[Begin]

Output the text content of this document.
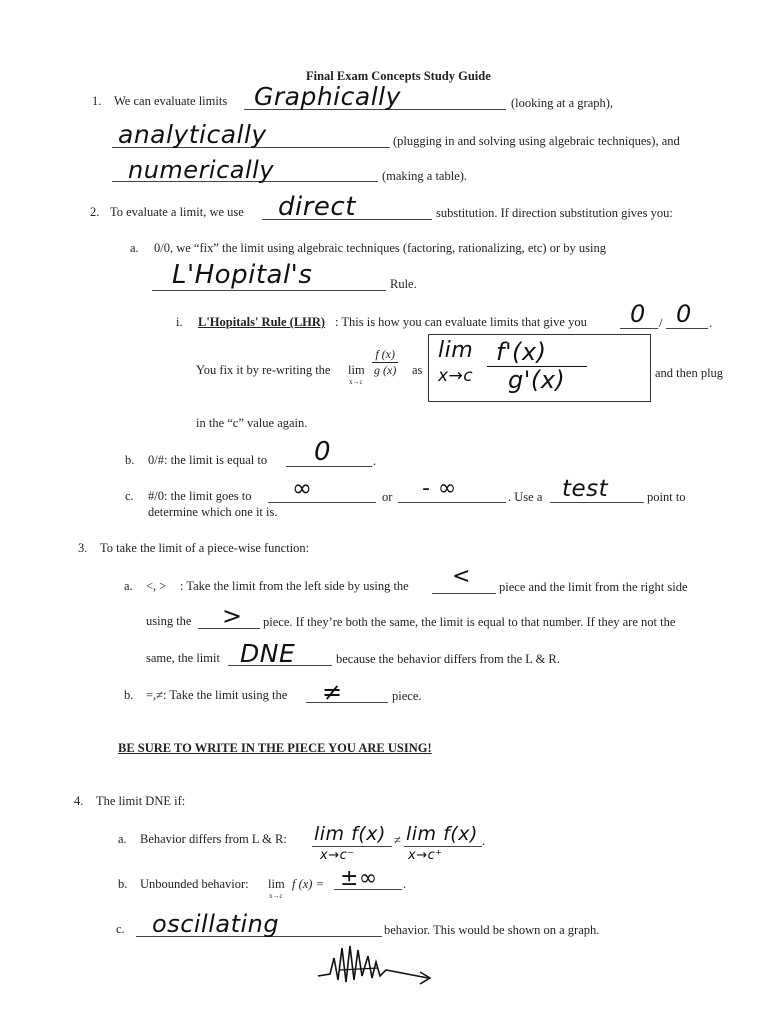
Final Exam Concepts Study Guide
1. We can evaluate limits Graphically	(looking at a graph),
analytically	(plugging in and solving using algebraic techniques), and
numerically	(making a table).
2. To evaluate a limit, we use direct	substitution. If direction substitution gives you:
a. 0/0, we “fix” the limit using algebraic techniques (factoring, rationalizing, etc) or by using
L'Hopital's	Rule.
i. L'Hopitals' Rule (LHR) : This is how you can evaluate limits that give you 0 / 0 .
You fix it by re-writing the lim
x→c
$\frac{f (x)}{g (x)}$ as
lim
x→c
f'(x)
g'(x)	and then plug
in the “c” value again.
b. 0/#: the limit is equal to 0	.
c. #/0: the limit goes to ∞	or - ∞	. Use a test	point to
determine which one it is.
3. To take the limit of a piece-wise function:
a. <, > : Take the limit from the left side by using the < piece and the limit from the right side
using the > piece. If they’re both the same, the limit is equal to that number. If they are not the
same, the limit DNE	because the behavior differs from the L & R.
b. =,≠: Take the limit using the ≠	piece.
BE SURE TO WRITE IN THE PIECE YOU ARE USING!
4. The limit DNE if:
a. Behavior differs from L & R: lim f(x)
x→c⁻
≠ lim f(x)
x→c⁺
.
b. Unbounded behavior: lim
x→c
f (x) = ±∞ .
c. oscillating	behavior. This would be shown on a graph.
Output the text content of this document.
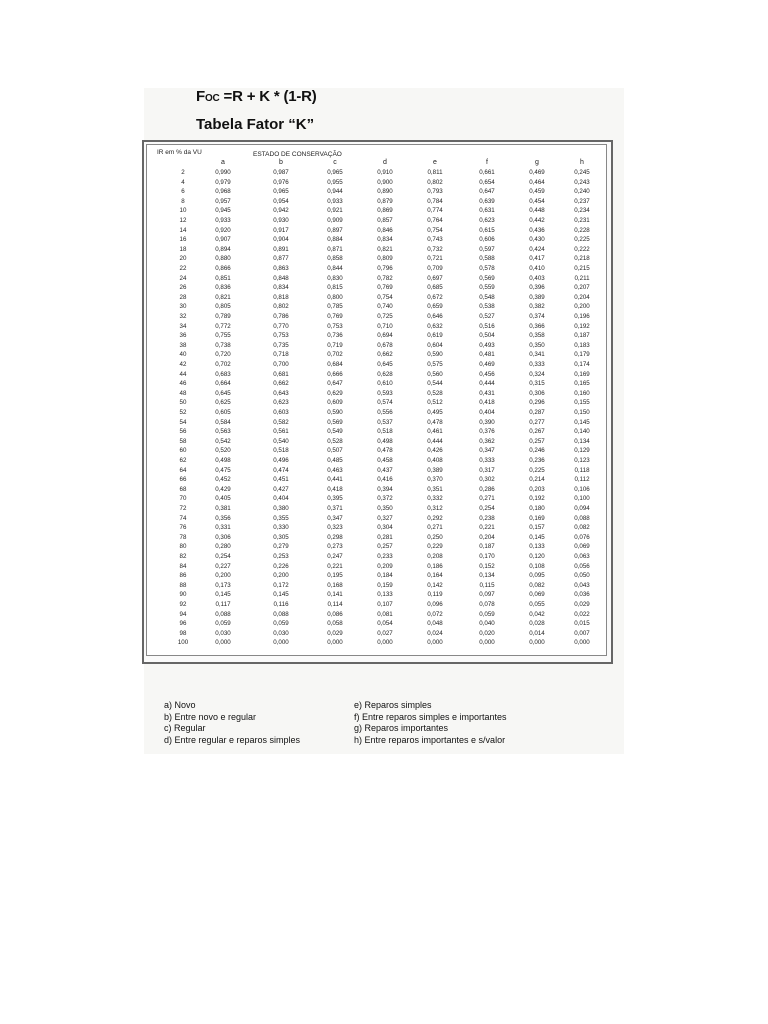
FOC =R + K * (1-R)
Tabela Fator “K”
IR em % da VU	ESTADO DE CONSERVAÇÃO
a	b	c	d	e	f	g	h
2	0,990	0,987	0,965	0,910	0,811	0,661	0,469	0,245
4	0,979	0,976	0,955	0,900	0,802	0,654	0,464	0,243
6	0,968	0,965	0,944	0,890	0,793	0,647	0,459	0,240
8	0,957	0,954	0,933	0,879	0,784	0,639	0,454	0,237
10	0,945	0,942	0,921	0,869	0,774	0,631	0,448	0,234
12	0,933	0,930	0,909	0,857	0,764	0,623	0,442	0,231
14	0,920	0,917	0,897	0,846	0,754	0,615	0,436	0,228
16	0,907	0,904	0,884	0,834	0,743	0,606	0,430	0,225
18	0,894	0,891	0,871	0,821	0,732	0,597	0,424	0,222
20	0,880	0,877	0,858	0,809	0,721	0,588	0,417	0,218
22	0,866	0,863	0,844	0,796	0,709	0,578	0,410	0,215
24	0,851	0,848	0,830	0,782	0,697	0,569	0,403	0,211
26	0,836	0,834	0,815	0,769	0,685	0,559	0,396	0,207
28	0,821	0,818	0,800	0,754	0,672	0,548	0,389	0,204
30	0,805	0,802	0,785	0,740	0,659	0,538	0,382	0,200
32	0,789	0,786	0,769	0,725	0,646	0,527	0,374	0,196
34	0,772	0,770	0,753	0,710	0,632	0,516	0,366	0,192
36	0,755	0,753	0,736	0,694	0,619	0,504	0,358	0,187
38	0,738	0,735	0,719	0,678	0,604	0,493	0,350	0,183
40	0,720	0,718	0,702	0,662	0,590	0,481	0,341	0,179
42	0,702	0,700	0,684	0,645	0,575	0,469	0,333	0,174
44	0,683	0,681	0,666	0,628	0,560	0,456	0,324	0,169
46	0,664	0,662	0,647	0,610	0,544	0,444	0,315	0,165
48	0,645	0,643	0,629	0,593	0,528	0,431	0,306	0,160
50	0,625	0,623	0,609	0,574	0,512	0,418	0,296	0,155
52	0,605	0,603	0,590	0,556	0,495	0,404	0,287	0,150
54	0,584	0,582	0,569	0,537	0,478	0,390	0,277	0,145
56	0,563	0,561	0,549	0,518	0,461	0,376	0,267	0,140
58	0,542	0,540	0,528	0,498	0,444	0,362	0,257	0,134
60	0,520	0,518	0,507	0,478	0,426	0,347	0,246	0,129
62	0,498	0,496	0,485	0,458	0,408	0,333	0,236	0,123
64	0,475	0,474	0,463	0,437	0,389	0,317	0,225	0,118
66	0,452	0,451	0,441	0,416	0,370	0,302	0,214	0,112
68	0,429	0,427	0,418	0,394	0,351	0,286	0,203	0,106
70	0,405	0,404	0,395	0,372	0,332	0,271	0,192	0,100
72	0,381	0,380	0,371	0,350	0,312	0,254	0,180	0,094
74	0,356	0,355	0,347	0,327	0,292	0,238	0,169	0,088
76	0,331	0,330	0,323	0,304	0,271	0,221	0,157	0,082
78	0,306	0,305	0,298	0,281	0,250	0,204	0,145	0,076
80	0,280	0,279	0,273	0,257	0,229	0,187	0,133	0,069
82	0,254	0,253	0,247	0,233	0,208	0,170	0,120	0,063
84	0,227	0,226	0,221	0,209	0,186	0,152	0,108	0,056
86	0,200	0,200	0,195	0,184	0,164	0,134	0,095	0,050
88	0,173	0,172	0,168	0,159	0,142	0,115	0,082	0,043
90	0,145	0,145	0,141	0,133	0,119	0,097	0,069	0,036
92	0,117	0,116	0,114	0,107	0,096	0,078	0,055	0,029
94	0,088	0,088	0,086	0,081	0,072	0,059	0,042	0,022
96	0,059	0,059	0,058	0,054	0,048	0,040	0,028	0,015
98	0,030	0,030	0,029	0,027	0,024	0,020	0,014	0,007
100	0,000	0,000	0,000	0,000	0,000	0,000	0,000	0,000
a) Novo
b) Entre novo e regular
c) Regular
d) Entre regular e reparos simples
e) Reparos simples
f) Entre reparos simples e importantes
g) Reparos importantes
h) Entre reparos importantes e s/valor
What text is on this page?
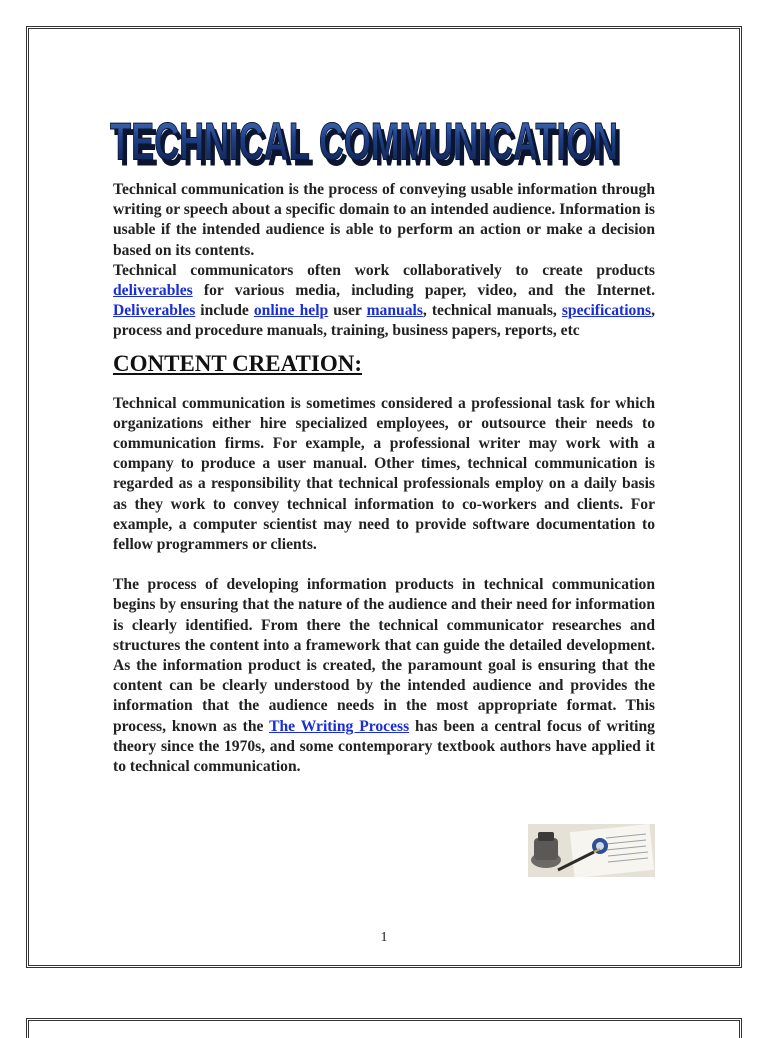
TECHNICAL COMMUNICATION
TECHNICAL COMMUNICATION

Technical communication is the process of conveying usable information through writing or speech about a specific domain to an intended audience. Information is usable if the intended audience is able to perform an action or make a decision based on its contents.

Technical communicators often work collaboratively to create products deliverables for various media, including paper, video, and the Internet. Deliverables include online help user manuals, technical manuals, specifications, process and procedure manuals, training, business papers, reports, etc

CONTENT CREATION:

Technical communication is sometimes considered a professional task for which organizations either hire specialized employees, or outsource their needs to communication firms. For example, a professional writer may work with a company to produce a user manual. Other times, technical communication is regarded as a responsibility that technical professionals employ on a daily basis as they work to convey technical information to co-workers and clients. For example, a computer scientist may need to provide software documentation to fellow programmers or clients.

The process of developing information products in technical communication begins by ensuring that the nature of the audience and their need for information is clearly identified. From there the technical communicator researches and structures the content into a framework that can guide the detailed development. As the information product is created, the paramount goal is ensuring that the content can be clearly understood by the intended audience and provides the information that the audience needs in the most appropriate format. This process, known as the The Writing Process has been a central focus of writing theory since the 1970s, and some contemporary textbook authors have applied it to technical communication.

1
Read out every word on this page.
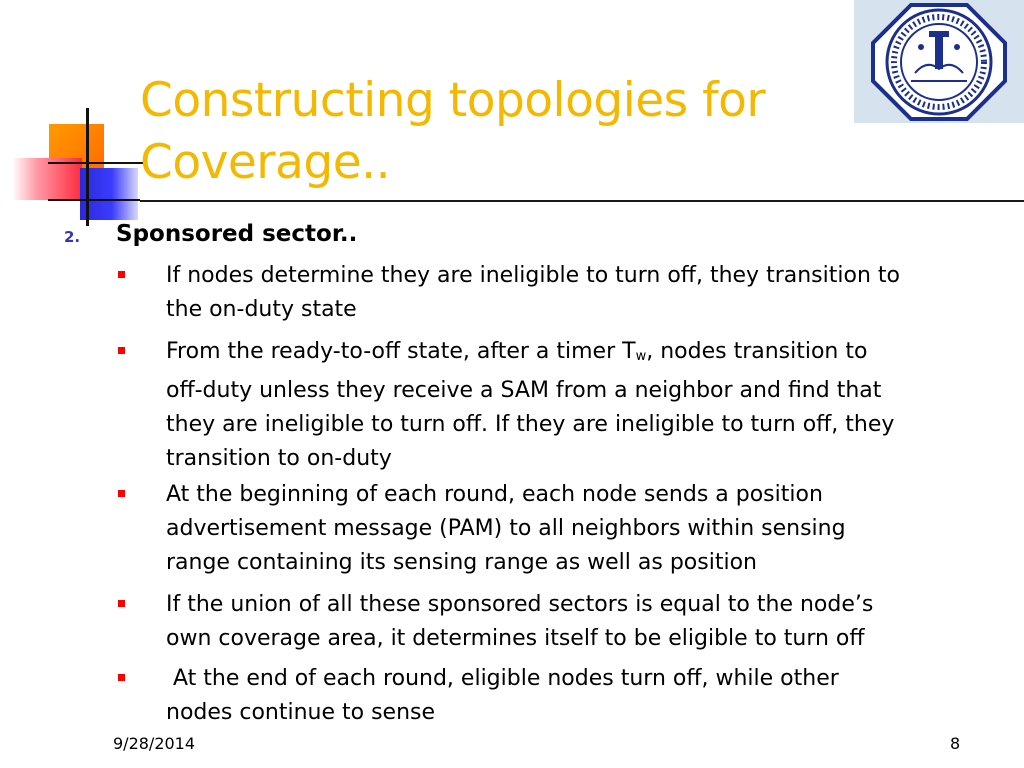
Constructing topologies for
Coverage..
2. Sponsored sector..
If nodes determine they are ineligible to turn off, they transition to
the on-duty state
From the ready-to-off state, after a timer $T_w$, nodes transition to
off-duty unless they receive a SAM from a neighbor and find that
they are ineligible to turn off. If they are ineligible to turn off, they
transition to on-duty
At the beginning of each round, each node sends a position
advertisement message (PAM) to all neighbors within sensing
range containing its sensing range as well as position
If the union of all these sponsored sectors is equal to the node’s
own coverage area, it determines itself to be eligible to turn off
At the end of each round, eligible nodes turn off, while other
nodes continue to sense
9/28/2014	8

[End]

Go through the records and gather the lines that hold "duty".

the on-duty state
off-duty unless they receive a SAM from a neighbor and find that
transition to on-duty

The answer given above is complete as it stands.